Exercise task:
Every line that contains the word "transistor" should be copied.
[begin Input data]
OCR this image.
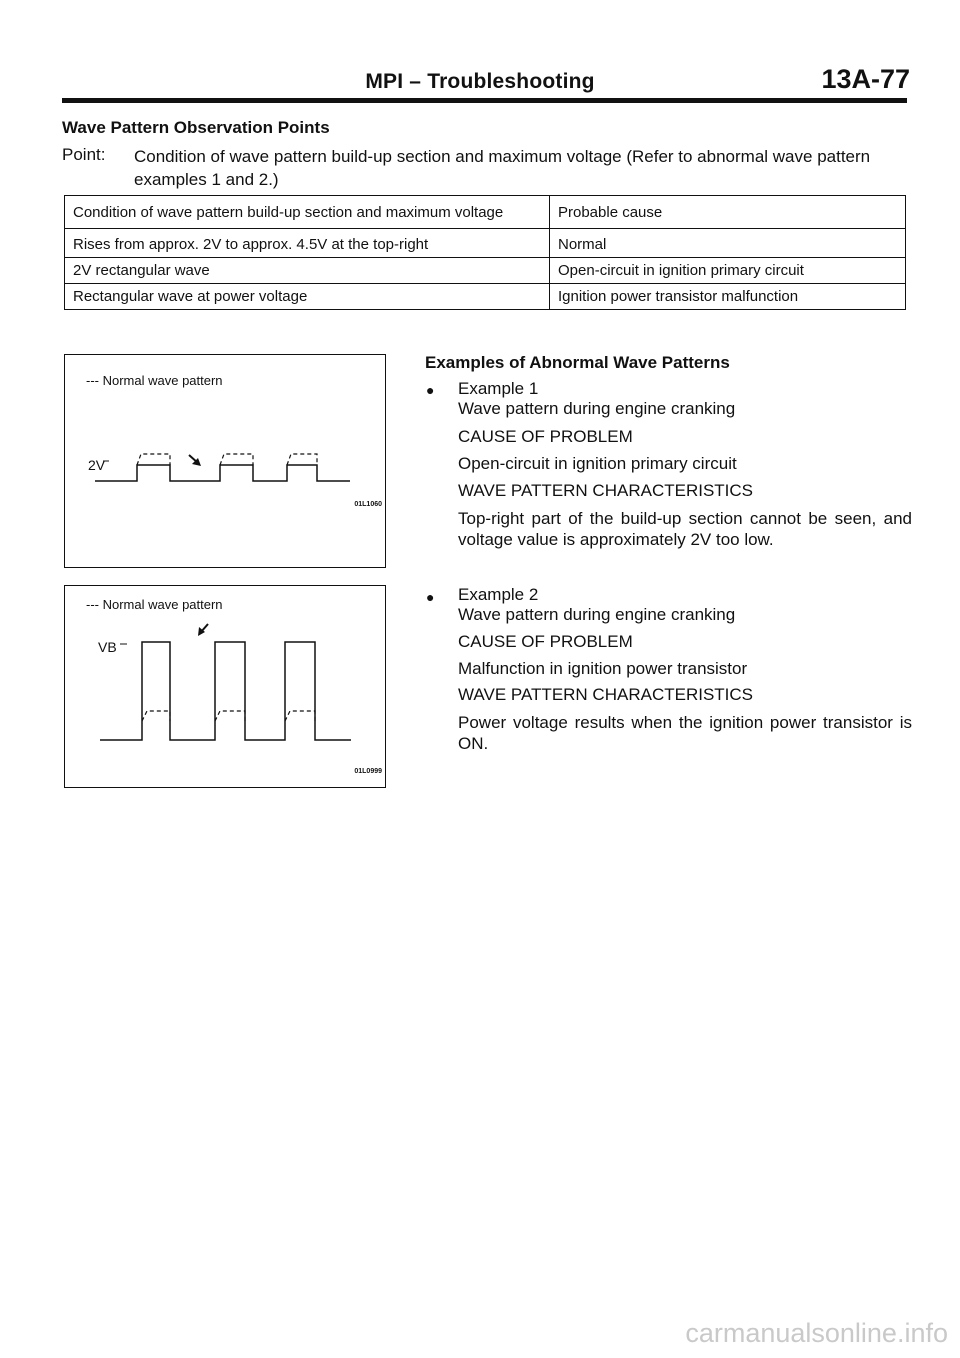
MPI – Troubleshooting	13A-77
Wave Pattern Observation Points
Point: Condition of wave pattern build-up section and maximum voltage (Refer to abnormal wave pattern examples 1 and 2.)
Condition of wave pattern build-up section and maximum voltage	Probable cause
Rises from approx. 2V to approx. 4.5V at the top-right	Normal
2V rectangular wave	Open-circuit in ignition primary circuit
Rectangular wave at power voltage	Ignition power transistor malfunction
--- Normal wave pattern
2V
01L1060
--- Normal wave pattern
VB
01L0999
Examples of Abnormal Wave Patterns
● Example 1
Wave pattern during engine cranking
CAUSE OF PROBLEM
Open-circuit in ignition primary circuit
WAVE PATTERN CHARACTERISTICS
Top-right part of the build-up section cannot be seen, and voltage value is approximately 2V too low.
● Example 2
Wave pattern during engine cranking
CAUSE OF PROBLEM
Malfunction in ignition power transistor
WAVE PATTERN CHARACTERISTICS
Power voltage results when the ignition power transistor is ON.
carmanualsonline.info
[end Input data]
[begin Input data]
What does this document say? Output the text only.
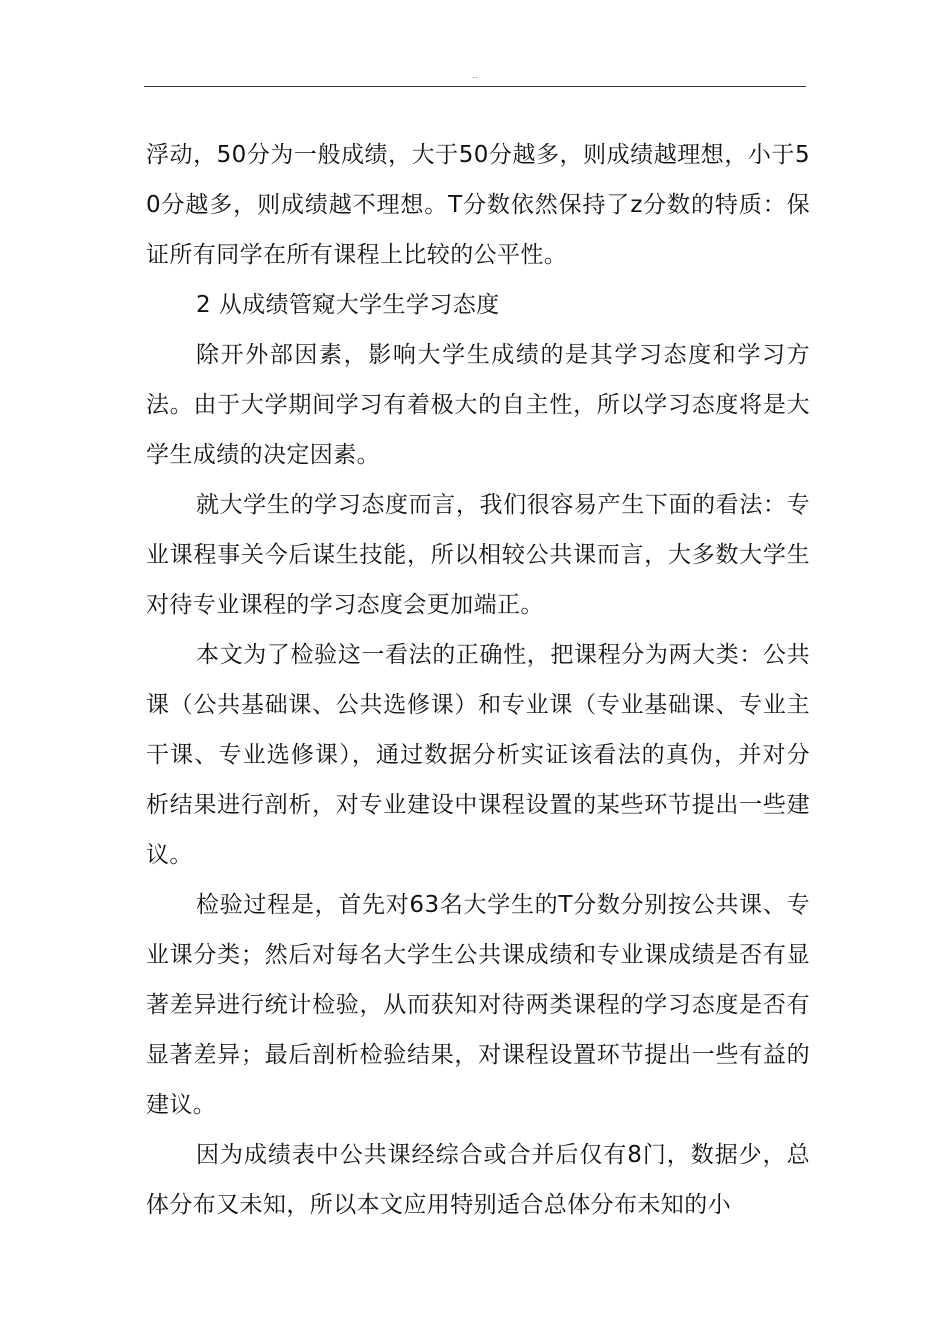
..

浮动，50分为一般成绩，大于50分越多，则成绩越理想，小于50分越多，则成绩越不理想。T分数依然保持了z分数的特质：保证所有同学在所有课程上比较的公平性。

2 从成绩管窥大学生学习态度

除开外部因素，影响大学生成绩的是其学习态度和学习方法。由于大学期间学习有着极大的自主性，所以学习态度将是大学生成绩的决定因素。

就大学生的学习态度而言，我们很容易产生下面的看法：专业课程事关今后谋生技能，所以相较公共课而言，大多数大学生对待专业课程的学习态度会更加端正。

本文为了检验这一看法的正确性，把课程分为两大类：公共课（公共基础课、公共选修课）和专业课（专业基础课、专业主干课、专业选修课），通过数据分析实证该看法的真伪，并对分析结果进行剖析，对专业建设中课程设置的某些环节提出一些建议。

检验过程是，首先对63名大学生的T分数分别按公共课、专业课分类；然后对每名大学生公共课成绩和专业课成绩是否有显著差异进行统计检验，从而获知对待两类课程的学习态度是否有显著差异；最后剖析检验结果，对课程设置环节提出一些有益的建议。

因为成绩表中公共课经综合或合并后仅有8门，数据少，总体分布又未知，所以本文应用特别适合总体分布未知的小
[end Input data]
Task output:
Rectangular wave at power voltage	Ignition power transistor malfunction
Malfunction in ignition power transistor
Power voltage results when the ignition power transistor is ON.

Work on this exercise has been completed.